=== ENTRIES ===

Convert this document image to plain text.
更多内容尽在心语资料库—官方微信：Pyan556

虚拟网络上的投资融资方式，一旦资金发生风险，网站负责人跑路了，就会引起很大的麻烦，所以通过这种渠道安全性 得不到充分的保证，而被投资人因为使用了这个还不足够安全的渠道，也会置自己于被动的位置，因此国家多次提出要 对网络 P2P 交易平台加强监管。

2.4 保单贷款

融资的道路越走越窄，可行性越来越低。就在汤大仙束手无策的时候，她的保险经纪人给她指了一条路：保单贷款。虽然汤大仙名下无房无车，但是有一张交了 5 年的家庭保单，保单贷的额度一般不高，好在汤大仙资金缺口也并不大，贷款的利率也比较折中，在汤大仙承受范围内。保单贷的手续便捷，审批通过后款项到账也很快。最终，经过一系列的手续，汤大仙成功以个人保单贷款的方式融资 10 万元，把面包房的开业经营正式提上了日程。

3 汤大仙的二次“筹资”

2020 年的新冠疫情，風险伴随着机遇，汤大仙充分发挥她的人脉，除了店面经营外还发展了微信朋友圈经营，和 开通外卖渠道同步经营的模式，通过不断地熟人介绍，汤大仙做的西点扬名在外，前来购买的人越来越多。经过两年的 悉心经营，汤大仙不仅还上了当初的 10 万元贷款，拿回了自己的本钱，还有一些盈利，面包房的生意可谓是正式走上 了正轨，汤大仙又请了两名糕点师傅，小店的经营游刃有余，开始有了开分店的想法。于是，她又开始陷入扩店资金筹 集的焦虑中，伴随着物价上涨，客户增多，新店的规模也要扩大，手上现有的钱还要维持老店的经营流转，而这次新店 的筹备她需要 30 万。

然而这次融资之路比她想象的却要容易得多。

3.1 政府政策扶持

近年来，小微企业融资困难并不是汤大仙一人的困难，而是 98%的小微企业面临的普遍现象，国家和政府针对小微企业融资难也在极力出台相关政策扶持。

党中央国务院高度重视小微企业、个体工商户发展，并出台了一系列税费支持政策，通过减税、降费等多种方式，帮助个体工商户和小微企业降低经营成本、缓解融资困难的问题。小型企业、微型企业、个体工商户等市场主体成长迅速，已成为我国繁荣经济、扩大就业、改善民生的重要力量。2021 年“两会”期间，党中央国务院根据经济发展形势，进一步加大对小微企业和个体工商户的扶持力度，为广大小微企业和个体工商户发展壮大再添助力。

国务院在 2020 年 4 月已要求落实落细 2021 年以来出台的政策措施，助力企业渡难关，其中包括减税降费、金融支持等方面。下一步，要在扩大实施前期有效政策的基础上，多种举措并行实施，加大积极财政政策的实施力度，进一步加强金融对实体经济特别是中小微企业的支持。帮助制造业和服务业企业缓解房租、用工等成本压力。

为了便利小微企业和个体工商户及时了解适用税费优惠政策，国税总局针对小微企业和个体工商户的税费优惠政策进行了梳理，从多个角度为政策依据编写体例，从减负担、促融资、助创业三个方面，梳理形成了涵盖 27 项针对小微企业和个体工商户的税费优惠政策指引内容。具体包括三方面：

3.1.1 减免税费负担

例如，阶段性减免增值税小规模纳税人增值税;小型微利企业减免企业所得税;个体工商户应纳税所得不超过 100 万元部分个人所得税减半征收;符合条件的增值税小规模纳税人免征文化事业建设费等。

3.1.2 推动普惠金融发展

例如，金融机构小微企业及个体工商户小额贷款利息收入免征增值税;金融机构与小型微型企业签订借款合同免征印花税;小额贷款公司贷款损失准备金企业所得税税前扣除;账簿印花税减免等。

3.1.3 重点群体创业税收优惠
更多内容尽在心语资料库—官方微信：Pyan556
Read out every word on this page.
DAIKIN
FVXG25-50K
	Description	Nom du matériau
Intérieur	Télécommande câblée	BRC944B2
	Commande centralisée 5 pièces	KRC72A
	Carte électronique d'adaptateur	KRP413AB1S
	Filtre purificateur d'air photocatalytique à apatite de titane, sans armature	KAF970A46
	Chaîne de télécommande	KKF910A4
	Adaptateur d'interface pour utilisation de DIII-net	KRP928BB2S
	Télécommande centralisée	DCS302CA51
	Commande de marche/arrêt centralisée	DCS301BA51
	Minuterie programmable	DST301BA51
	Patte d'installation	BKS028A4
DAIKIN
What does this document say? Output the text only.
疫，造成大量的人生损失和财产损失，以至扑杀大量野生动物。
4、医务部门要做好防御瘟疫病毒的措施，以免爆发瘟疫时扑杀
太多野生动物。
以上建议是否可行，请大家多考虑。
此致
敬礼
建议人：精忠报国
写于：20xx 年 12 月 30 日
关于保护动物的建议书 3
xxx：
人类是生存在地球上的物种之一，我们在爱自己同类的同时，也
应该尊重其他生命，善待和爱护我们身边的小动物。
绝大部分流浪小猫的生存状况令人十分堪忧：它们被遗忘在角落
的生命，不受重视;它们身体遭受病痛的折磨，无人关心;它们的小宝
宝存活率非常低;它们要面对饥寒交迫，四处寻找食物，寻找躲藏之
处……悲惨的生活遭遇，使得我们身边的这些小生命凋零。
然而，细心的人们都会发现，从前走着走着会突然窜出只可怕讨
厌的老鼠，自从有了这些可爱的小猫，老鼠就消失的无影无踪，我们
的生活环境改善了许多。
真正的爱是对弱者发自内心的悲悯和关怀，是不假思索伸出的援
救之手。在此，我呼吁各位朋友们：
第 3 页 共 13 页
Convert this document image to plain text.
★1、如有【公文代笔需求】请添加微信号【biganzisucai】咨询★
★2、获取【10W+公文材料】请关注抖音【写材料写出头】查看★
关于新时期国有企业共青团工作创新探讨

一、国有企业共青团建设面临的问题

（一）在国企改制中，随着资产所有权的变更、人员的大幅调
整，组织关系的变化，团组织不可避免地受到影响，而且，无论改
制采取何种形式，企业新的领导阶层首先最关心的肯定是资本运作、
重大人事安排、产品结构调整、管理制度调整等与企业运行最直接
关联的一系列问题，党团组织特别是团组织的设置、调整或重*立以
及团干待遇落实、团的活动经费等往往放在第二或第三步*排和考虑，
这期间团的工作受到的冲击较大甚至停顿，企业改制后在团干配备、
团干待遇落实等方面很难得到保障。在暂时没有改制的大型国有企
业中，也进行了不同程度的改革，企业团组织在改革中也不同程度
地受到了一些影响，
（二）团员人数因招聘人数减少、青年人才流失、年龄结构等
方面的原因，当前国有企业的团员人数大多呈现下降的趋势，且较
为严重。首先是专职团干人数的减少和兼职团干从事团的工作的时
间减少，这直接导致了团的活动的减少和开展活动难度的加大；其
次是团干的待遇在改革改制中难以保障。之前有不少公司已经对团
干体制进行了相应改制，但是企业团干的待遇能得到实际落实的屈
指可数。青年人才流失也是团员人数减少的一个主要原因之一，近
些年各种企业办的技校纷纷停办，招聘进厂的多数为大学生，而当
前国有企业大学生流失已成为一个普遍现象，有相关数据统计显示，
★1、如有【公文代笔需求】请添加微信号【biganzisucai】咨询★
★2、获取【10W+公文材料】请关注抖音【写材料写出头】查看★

===

- **TASK OBJECTIVE**
Retype the records in full. Keep every line identical to the original.

- **RESULT OF THE EXERCISE**
Convert this document image to plain text.
更多内容尽在心语资料库—官方微信：Pyan556

虚拟网络上的投资融资方式，一旦资金发生风险，网站负责人跑路了，就会引起很大的麻烦，所以通过这种渠道安全性 得不到充分的保证，而被投资人因为使用了这个还不足够安全的渠道，也会置自己于被动的位置，因此国家多次提出要 对网络 P2P 交易平台加强监管。

2.4 保单贷款

融资的道路越走越窄，可行性越来越低。就在汤大仙束手无策的时候，她的保险经纪人给她指了一条路：保单贷款。虽然汤大仙名下无房无车，但是有一张交了 5 年的家庭保单，保单贷的额度一般不高，好在汤大仙资金缺口也并不大，贷款的利率也比较折中，在汤大仙承受范围内。保单贷的手续便捷，审批通过后款项到账也很快。最终，经过一系列的手续，汤大仙成功以个人保单贷款的方式融资 10 万元，把面包房的开业经营正式提上了日程。

3 汤大仙的二次“筹资”

2020 年的新冠疫情，風险伴随着机遇，汤大仙充分发挥她的人脉，除了店面经营外还发展了微信朋友圈经营，和 开通外卖渠道同步经营的模式，通过不断地熟人介绍，汤大仙做的西点扬名在外，前来购买的人越来越多。经过两年的 悉心经营，汤大仙不仅还上了当初的 10 万元贷款，拿回了自己的本钱，还有一些盈利，面包房的生意可谓是正式走上 了正轨，汤大仙又请了两名糕点师傅，小店的经营游刃有余，开始有了开分店的想法。于是，她又开始陷入扩店资金筹 集的焦虑中，伴随着物价上涨，客户增多，新店的规模也要扩大，手上现有的钱还要维持老店的经营流转，而这次新店 的筹备她需要 30 万。

然而这次融资之路比她想象的却要容易得多。

3.1 政府政策扶持

近年来，小微企业融资困难并不是汤大仙一人的困难，而是 98%的小微企业面临的普遍现象，国家和政府针对小微企业融资难也在极力出台相关政策扶持。

党中央国务院高度重视小微企业、个体工商户发展，并出台了一系列税费支持政策，通过减税、降费等多种方式，帮助个体工商户和小微企业降低经营成本、缓解融资困难的问题。小型企业、微型企业、个体工商户等市场主体成长迅速，已成为我国繁荣经济、扩大就业、改善民生的重要力量。2021 年“两会”期间，党中央国务院根据经济发展形势，进一步加大对小微企业和个体工商户的扶持力度，为广大小微企业和个体工商户发展壮大再添助力。

国务院在 2020 年 4 月已要求落实落细 2021 年以来出台的政策措施，助力企业渡难关，其中包括减税降费、金融支持等方面。下一步，要在扩大实施前期有效政策的基础上，多种举措并行实施，加大积极财政政策的实施力度，进一步加强金融对实体经济特别是中小微企业的支持。帮助制造业和服务业企业缓解房租、用工等成本压力。

为了便利小微企业和个体工商户及时了解适用税费优惠政策，国税总局针对小微企业和个体工商户的税费优惠政策进行了梳理，从多个角度为政策依据编写体例，从减负担、促融资、助创业三个方面，梳理形成了涵盖 27 项针对小微企业和个体工商户的税费优惠政策指引内容。具体包括三方面：

3.1.1 减免税费负担

例如，阶段性减免增值税小规模纳税人增值税;小型微利企业减免企业所得税;个体工商户应纳税所得不超过 100 万元部分个人所得税减半征收;符合条件的增值税小规模纳税人免征文化事业建设费等。

3.1.2 推动普惠金融发展

例如，金融机构小微企业及个体工商户小额贷款利息收入免征增值税;金融机构与小型微型企业签订借款合同免征印花税;小额贷款公司贷款损失准备金企业所得税税前扣除;账簿印花税减免等。

3.1.3 重点群体创业税收优惠
更多内容尽在心语资料库—官方微信：Pyan556
Read out every word on this page.
DAIKIN
FVXG25-50K
	Description	Nom du matériau
Intérieur	Télécommande câblée	BRC944B2
	Commande centralisée 5 pièces	KRC72A
	Carte électronique d'adaptateur	KRP413AB1S
	Filtre purificateur d'air photocatalytique à apatite de titane, sans armature	KAF970A46
	Chaîne de télécommande	KKF910A4
	Adaptateur d'interface pour utilisation de DIII-net	KRP928BB2S
	Télécommande centralisée	DCS302CA51
	Commande de marche/arrêt centralisée	DCS301BA51
	Minuterie programmable	DST301BA51
	Patte d'installation	BKS028A4
DAIKIN
What does this document say? Output the text only.
疫，造成大量的人生损失和财产损失，以至扑杀大量野生动物。
4、医务部门要做好防御瘟疫病毒的措施，以免爆发瘟疫时扑杀
太多野生动物。
以上建议是否可行，请大家多考虑。
此致
敬礼
建议人：精忠报国
写于：20xx 年 12 月 30 日
关于保护动物的建议书 3
xxx：
人类是生存在地球上的物种之一，我们在爱自己同类的同时，也
应该尊重其他生命，善待和爱护我们身边的小动物。
绝大部分流浪小猫的生存状况令人十分堪忧：它们被遗忘在角落
的生命，不受重视;它们身体遭受病痛的折磨，无人关心;它们的小宝
宝存活率非常低;它们要面对饥寒交迫，四处寻找食物，寻找躲藏之
处……悲惨的生活遭遇，使得我们身边的这些小生命凋零。
然而，细心的人们都会发现，从前走着走着会突然窜出只可怕讨
厌的老鼠，自从有了这些可爱的小猫，老鼠就消失的无影无踪，我们
的生活环境改善了许多。
真正的爱是对弱者发自内心的悲悯和关怀，是不假思索伸出的援
救之手。在此，我呼吁各位朋友们：
第 3 页 共 13 页
Convert this document image to plain text.
★1、如有【公文代笔需求】请添加微信号【biganzisucai】咨询★
★2、获取【10W+公文材料】请关注抖音【写材料写出头】查看★
关于新时期国有企业共青团工作创新探讨

一、国有企业共青团建设面临的问题

（一）在国企改制中，随着资产所有权的变更、人员的大幅调
整，组织关系的变化，团组织不可避免地受到影响，而且，无论改
制采取何种形式，企业新的领导阶层首先最关心的肯定是资本运作、
重大人事安排、产品结构调整、管理制度调整等与企业运行最直接
关联的一系列问题，党团组织特别是团组织的设置、调整或重*立以
及团干待遇落实、团的活动经费等往往放在第二或第三步*排和考虑，
这期间团的工作受到的冲击较大甚至停顿，企业改制后在团干配备、
团干待遇落实等方面很难得到保障。在暂时没有改制的大型国有企
业中，也进行了不同程度的改革，企业团组织在改革中也不同程度
地受到了一些影响，
（二）团员人数因招聘人数减少、青年人才流失、年龄结构等
方面的原因，当前国有企业的团员人数大多呈现下降的趋势，且较
为严重。首先是专职团干人数的减少和兼职团干从事团的工作的时
间减少，这直接导致了团的活动的减少和开展活动难度的加大；其
次是团干的待遇在改革改制中难以保障。之前有不少公司已经对团
干体制进行了相应改制，但是企业团干的待遇能得到实际落实的屈
指可数。青年人才流失也是团员人数减少的一个主要原因之一，近
些年各种企业办的技校纷纷停办，招聘进厂的多数为大学生，而当
前国有企业大学生流失已成为一个普遍现象，有相关数据统计显示，
★1、如有【公文代笔需求】请添加微信号【biganzisucai】咨询★
★2、获取【10W+公文材料】请关注抖音【写材料写出头】查看★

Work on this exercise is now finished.